Recast the records below as a JSON list of strings, with each line as its own string and blank lines omitted. Leave the pictures out of the list.
=== Material to process ===
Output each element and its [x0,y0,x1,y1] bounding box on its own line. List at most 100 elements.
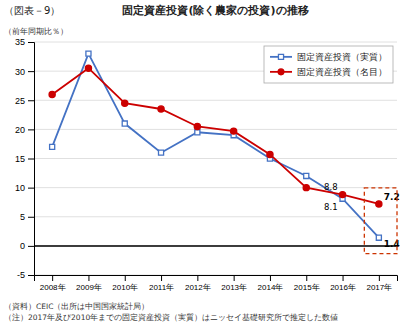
grid-line [34,216,397,217]
x-tick-mark [270,275,271,281]
annotation: 8.1 [324,202,338,212]
y-axis: -5 0 5 10 15 20 25 30 35 [15,37,35,280]
y-axis-label: （前年同期比％） [4,27,68,36]
series-point [122,100,128,106]
x-tick: 2012年 [185,275,211,292]
x-axis-line [35,276,398,282]
y-tick: 5 [20,212,34,222]
y-tick-label: 30 [15,67,25,77]
series-point [50,144,55,149]
y-tick: 25 [15,96,34,106]
x-tick-mark [234,275,235,281]
series-point [86,51,91,56]
x-tick-mark [52,275,53,281]
title: 固定資産投資(除く農家の投資)の推移 [122,4,308,17]
x-axis: 2008年 2009年 2010年 2011年 2012年 2013年 2014年 2015年… [35,275,398,292]
series-point [159,150,164,155]
x-tick: 2014年 [258,275,284,292]
series-line [52,68,379,204]
series-point [194,123,200,129]
series-point [304,173,309,178]
series-point [122,121,127,126]
x-tick-label: 2012年 [185,283,211,292]
y-tick-mark [28,217,34,218]
y-tick: 10 [15,183,34,193]
series-point [303,185,309,191]
x-tick: 2017年 [366,275,392,292]
y-tick-label: -5 [17,270,25,280]
grid-line [34,100,397,101]
y-tick: 0 [20,241,34,251]
x-tick-label: 2014年 [258,283,284,292]
footnote: （資料）CEIC（出所は中国国家統計局） [4,302,149,311]
x-tick-label: 2017年 [366,283,392,292]
legend-box [264,46,393,83]
x-tick-mark [197,275,198,281]
legend-marker [278,69,284,75]
x-tick-mark [161,275,162,281]
x-tick: 2008年 [40,275,66,292]
y-tick-mark [28,42,34,43]
series-point [376,201,382,207]
x-tick-label: 2010年 [112,283,138,292]
footnote: （注）2017年及び2010年までの固定資産投資（実質）はニッセイ基礎研究所で推… [4,313,338,322]
x-tick: 2010年 [112,275,138,292]
series-point [195,130,200,135]
y-tick: 15 [15,154,34,164]
x-tick-label: 2015年 [294,283,320,292]
x-tick: 2009年 [76,275,102,292]
legend-item: 固定資産投資（実質） [270,52,387,62]
y-tick-label: 15 [15,154,25,164]
y-tick-mark [28,129,34,130]
series-point [376,235,381,240]
annotations: 8.88.17.21.4 [324,182,400,249]
legend-item: 固定資産投資（名目） [270,67,387,77]
x-tick: 2013年 [221,275,247,292]
x-tick-label: 2011年 [149,283,174,292]
y-tick-mark [28,275,34,276]
series-point [158,106,164,112]
header: （図表－9） [4,5,60,16]
y-tick-mark [28,71,34,72]
annotation: 8.8 [324,182,338,192]
y-tick-mark [28,159,34,160]
grid-line [34,187,397,188]
y-tick-label: 25 [15,96,25,106]
x-tick-mark [306,275,307,281]
legend-label: 固定資産投資（実質） [297,52,387,62]
y-tick: 35 [15,37,34,47]
series-point [339,192,345,198]
x-tick-mark [125,275,126,281]
grid-line [34,158,397,159]
highlight-box [364,188,397,254]
plot: -5 0 5 10 15 20 25 30 35 2008年 2009年 2010年 2011年 2012… [15,37,400,291]
y-tick-mark [28,246,34,247]
grid-line [34,245,397,246]
y-tick: -5 [17,270,34,280]
x-tick-label: 2013年 [221,283,247,292]
y-tick-label: 10 [15,183,25,193]
series-point [49,91,55,97]
legend-marker [278,54,283,59]
grid [34,42,397,275]
y-tick-mark [28,188,34,189]
x-tick-mark [343,275,344,281]
x-tick-label: 2016年 [330,283,356,292]
grid-line [34,42,397,43]
x-tick: 2015年 [294,275,320,292]
y-tick-mark [28,100,34,101]
x-tick-mark [88,275,89,281]
x-tick-mark [379,275,380,281]
legend-label: 固定資産投資（名目） [297,67,387,77]
y-tick-label: 0 [20,241,25,251]
y-tick-label: 35 [15,37,25,47]
series-point [267,151,273,157]
zero-line [34,245,397,247]
y-axis-line [28,43,35,276]
x-tick: 2011年 [149,275,174,292]
series-point [85,65,91,71]
legend: 固定資産投資（実質） 固定資産投資（名目） [264,46,393,83]
y-tick-label: 20 [15,125,25,135]
chart: （図表－9） 固定資産投資(除く農家の投資)の推移 （前年同期比％） -5 0 5 10 15… [0,0,407,325]
y-tick-label: 5 [20,212,25,222]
===
#### [Task response]
[
  "Output each element and its [x0,y0,x1,y1] bounding box on its own line. List at most 100 elements.",
  "grid-line [34,216,397,217]",
  "x-tick-mark [270,275,271,281]",
  "annotation: 8.1 [324,202,338,212]",
  "y-axis: -5 0 5 10 15 20 25 30 35 [15,37,35,280]",
  "y-axis-label: （前年同期比％） [4,27,68,36]",
  "series-point [122,100,128,106]",
  "x-tick: 2012年 [185,275,211,292]",
  "x-axis-line [35,276,398,282]",
  "y-tick: 5 [20,212,34,222]",
  "y-tick-label: 30 [15,67,25,77]",
  "series-point [50,144,55,149]",
  "y-tick: 25 [15,96,34,106]",
  "x-tick-mark [234,275,235,281]",
  "series-point [86,51,91,56]",
  "x-tick-mark [52,275,53,281]",
  "title: 固定資産投資(除く農家の投資)の推移 [122,4,308,17]",
  "x-axis: 2008年 2009年 2010年 2011年 2012年 2013年 2014年 2015年… [35,275,398,292]",
  "series-point [159,150,164,155]",
  "x-tick: 2014年 [258,275,284,292]",
  "series-line [52,68,379,204]",
  "series-point [194,123,200,129]",
  "series-point [304,173,309,178]",
  "series-point [122,121,127,126]",
  "x-tick-label: 2012年 [185,283,211,292]",
  "y-tick-mark [28,217,34,218]",
  "y-tick: 10 [15,183,34,193]",
  "series-point [303,185,309,191]",
  "x-tick: 2017年 [366,275,392,292]",
  "y-tick-label: -5 [17,270,25,280]",
  "grid-line [34,100,397,101]",
  "y-tick: 0 [20,241,34,251]",
  "x-tick-label: 2014年 [258,283,284,292]",
  "footnote: （資料）CEIC（出所は中国国家統計局） [4,302,149,311]",
  "x-tick-label: 2017年 [366,283,392,292]",
  "legend-box [264,46,393,83]",
  "x-tick-mark [197,275,198,281]",
  "legend-marker [278,69,284,75]",
  "x-tick-mark [161,275,162,281]",
  "x-tick: 2008年 [40,275,66,292]",
  "y-tick-mark [28,42,34,43]",
  "series-point [376,201,382,207]",
  "x-tick-label: 2010年 [112,283,138,292]",
  "footnote: （注）2017年及び2010年までの固定資産投資（実質）はニッセイ基礎研究所で推… [4,313,338,322]",
  "x-tick: 2010年 [112,275,138,292]",
  "series-point [195,130,200,135]",
  "y-tick: 15 [15,154,34,164]",
  "x-tick-label: 2015年 [294,283,320,292]",
  "x-tick: 2009年 [76,275,102,292]",
  "legend-item: 固定資産投資（実質） [270,52,387,62]",
  "y-tick-label: 15 [15,154,25,164]",
  "y-tick-mark [28,129,34,130]",
  "series-point [376,235,381,240]",
  "annotations: 8.88.17.21.4 [324,182,400,249]",
  "legend-item: 固定資産投資（名目） [270,67,387,77]",
  "x-tick: 2013年 [221,275,247,292]",
  "x-tick-label: 2011年 [149,283,174,292]",
  "y-tick-mark [28,275,34,276]",
  "series-point [158,106,164,112]",
  "header: （図表－9） [4,5,60,16]",
  "y-tick-mark [28,71,34,72]",
  "annotation: 8.8 [324,182,338,192]",
  "y-tick-mark [28,159,34,160]",
  "grid-line [34,187,397,188]",
  "y-tick-label: 25 [15,96,25,106]",
  "x-tick-mark [306,275,307,281]",
  "legend-label: 固定資産投資（実質） [297,52,387,62]",
  "y-tick: 35 [15,37,34,47]",
  "series-point [339,192,345,198]",
  "x-tick-mark [125,275,126,281]",
  "grid-line [34,158,397,159]",
  "highlight-box [364,188,397,254]",
  "plot: -5 0 5 10 15 20 25 30 35 2008年 2009年 2010年 2011年 2012… [15,37,400,291]",
  "y-tick-mark [28,246,34,247]",
  "grid-line [34,245,397,246]",
  "y-tick: -5 [17,270,34,280]",
  "x-tick-label: 2013年 [221,283,247,292]",
  "y-tick-label: 10 [15,183,25,193]",
  "series-point [49,91,55,97]",
  "legend-marker [278,54,283,59]",
  "grid [34,42,397,275]",
  "y-tick-mark [28,188,34,189]",
  "x-tick-mark [343,275,344,281]",
  "x-tick-label: 2016年 [330,283,356,292]",
  "grid-line [34,42,397,43]",
  "x-tick: 2015年 [294,275,320,292]",
  "y-tick-mark [28,100,34,101]",
  "x-tick-mark [88,275,89,281]",
  "x-tick-mark [379,275,380,281]",
  "legend-label: 固定資産投資（名目） [297,67,387,77]",
  "y-tick-label: 0 [20,241,25,251]",
  "y-tick-label: 35 [15,37,25,47]",
  "series-point [267,151,273,157]",
  "zero-line [34,245,397,247]",
  "y-axis-line [28,43,35,276]",
  "x-tick: 2011年 [149,275,174,292]",
  "series-point [85,65,91,71]",
  "legend: 固定資産投資（実質） 固定資産投資（名目） [264,46,393,83]",
  "y-tick-label: 20 [15,125,25,135]",
  "chart: （図表－9） 固定資産投資(除く農家の投資)の推移 （前年同期比％） -5 0 5 10 15… [0,0,407,325]",
  "y-tick-label: 5 [20,212,25,222]"
]